* **Document excerpt**
* BEGIN *
# Minimal Gzip + JSON Indexer for Massive MRF Files

This notebook provides a **minimal structural indexer** for very large `.json.gz` files (e.g., MRF).

## What it does
- Streams a `.json.gz` using `indexed_gzip` (supports random access via a gzip index)
- Scans for **top-level JSON keys**
- Records offsets for **top-level array values** (e.g., `"in_network"`, `"provider_references"`) without full parsing
- Captures **top-level scalar values** (e.g., `"reporting_entity_name"`) when present

## Outputs
- `<file>.index.json`: JSON index with offsets + scalars
- `<file>.gzidx`: gzip seek index created/used by `indexed_gzip`

## Notes
This is **not** a full JSON parser by design. It is intended for the common MRF pattern:
- top-level object
- large arrays at top-level keys


In [1]:
import json
import logging
from dataclasses import dataclass, field
from pathlib import Path
from typing import Dict, Optional

import indexed_gzip as igzip

# ---------------------------------------------------------------------
# Logging
# ---------------------------------------------------------------------

logging.basicConfig(
    level=logging.INFO,
    format="%(asctime)s | %(levelname)s | %(message)s"
)
LOG = logging.getLogger(__name__)

# ---------------------------------------------------------------------
# Data Structures
# ---------------------------------------------------------------------

@dataclass
class JsonIndex:
    """Minimal structural index for a top-level JSON object."""
    top_level_offsets: Dict[str, int] = field(default_factory=dict)
    scalar_values: Dict[str, str] = field(default_factory=dict)

# ---------------------------------------------------------------------
# Helpers
# ---------------------------------------------------------------------

def is_whitespace(ch: str) -> bool:
    return ch in " \t\n\r"
* END *
(Stored dataset items)
* BEGIN *
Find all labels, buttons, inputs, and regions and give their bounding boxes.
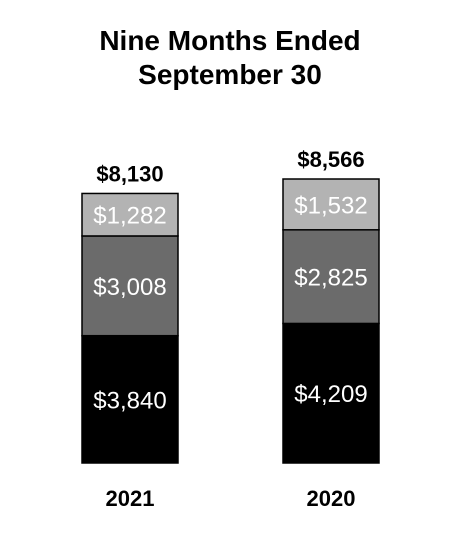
- category-label-2021: 2021: [106, 486, 155, 511]
- segment-label-2020-1: $2,825: [294, 265, 367, 292]
- chart-title-line-2: September 30: [138, 59, 322, 90]
- category-label-2020: 2020: [307, 486, 356, 511]
- bar-segment-2020-2: [282, 178, 380, 231]
- segment-label-2021-1: $3,008: [93, 274, 166, 301]
- bar-segment-2020-1: [282, 229, 380, 325]
- segment-label-2020-0: $4,209: [294, 381, 367, 408]
- bar-segment-2021-1: [81, 235, 179, 337]
- chart-title-line-1: Nine Months Ended: [99, 25, 361, 56]
- segment-label-2020-2: $1,532: [294, 192, 367, 219]
- bar-segment-2021-2: [81, 192, 179, 237]
- segment-label-2021-2: $1,282: [93, 203, 166, 230]
- total-label-2020: $8,566: [297, 147, 364, 172]
- bar-segment-2021-0: [81, 334, 179, 464]
- total-label-2021: $8,130: [96, 161, 163, 186]
- segment-label-2021-0: $3,840: [93, 387, 166, 414]
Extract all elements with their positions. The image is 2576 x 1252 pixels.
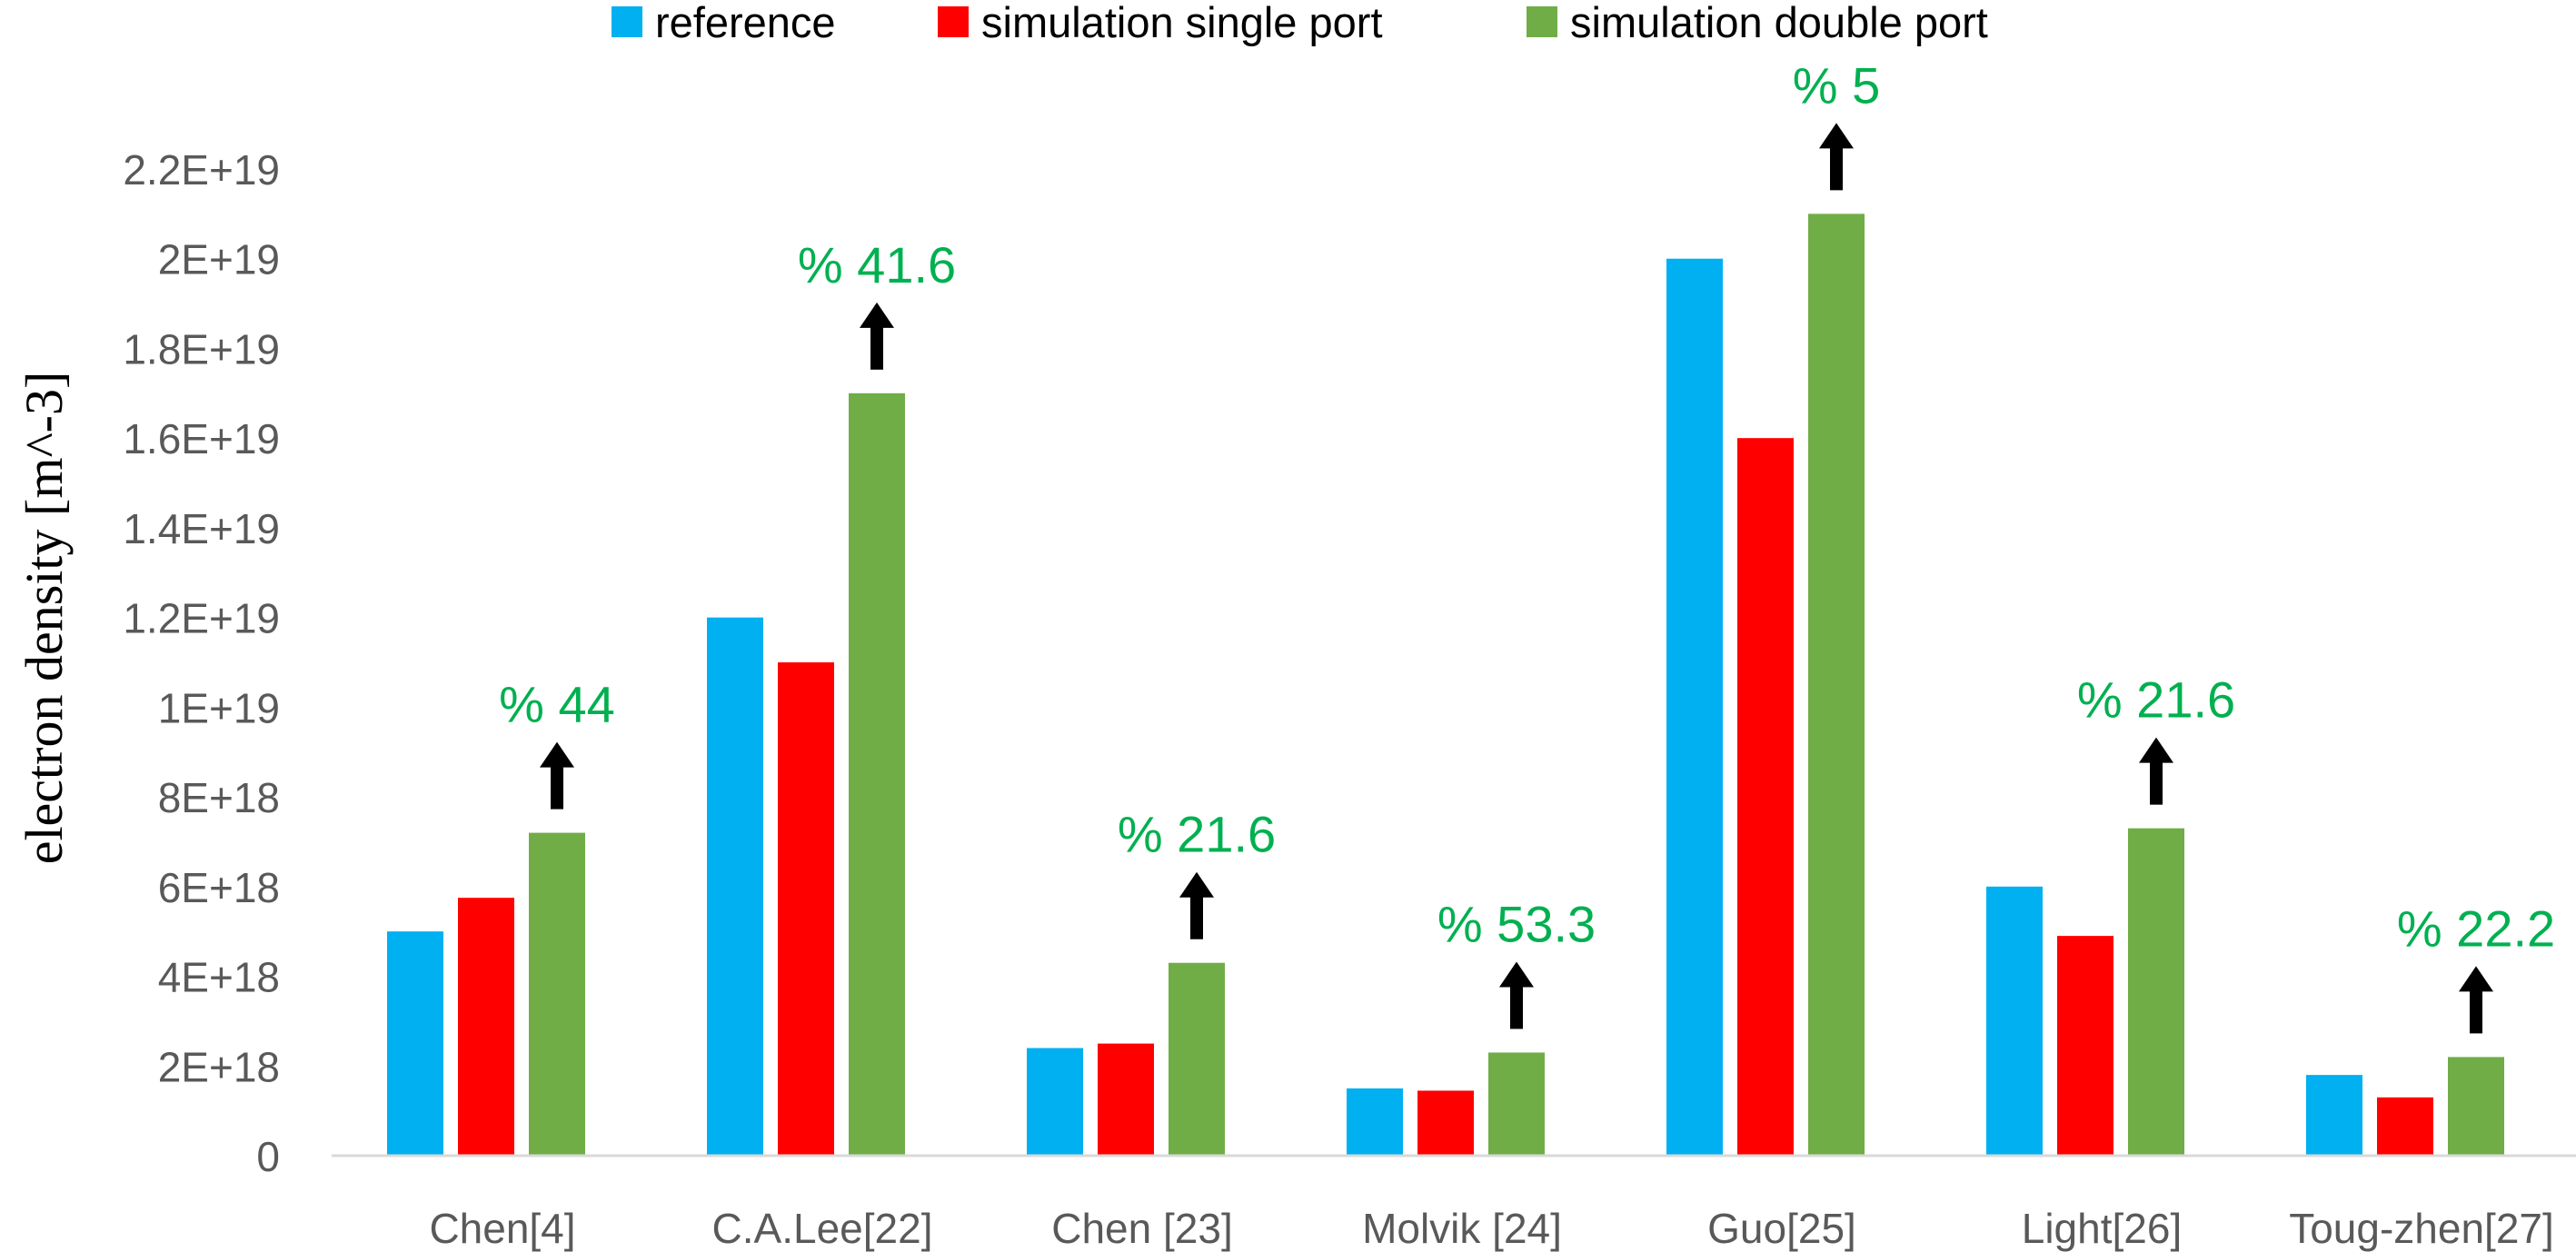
* END *
* **Given request A**
Which common MRF pattern is the gzip JSON indexer notebook intended for?
* **Given request B**
From the gzip JSON indexer notebook, extract everything from "# Minimal Gzip" down to "a gzip index)", copying it character for character.

* **Correct output A**
A top-level object with large arrays at top-level keys.

* **Correct output B**
# Minimal Gzip + JSON Indexer for Massive MRF Files

This notebook provides a **minimal structural indexer** for very large `.json.gz` files (e.g., MRF).

## What it does
- Streams a `.json.gz` using `indexed_gzip` (supports random access via a gzip index)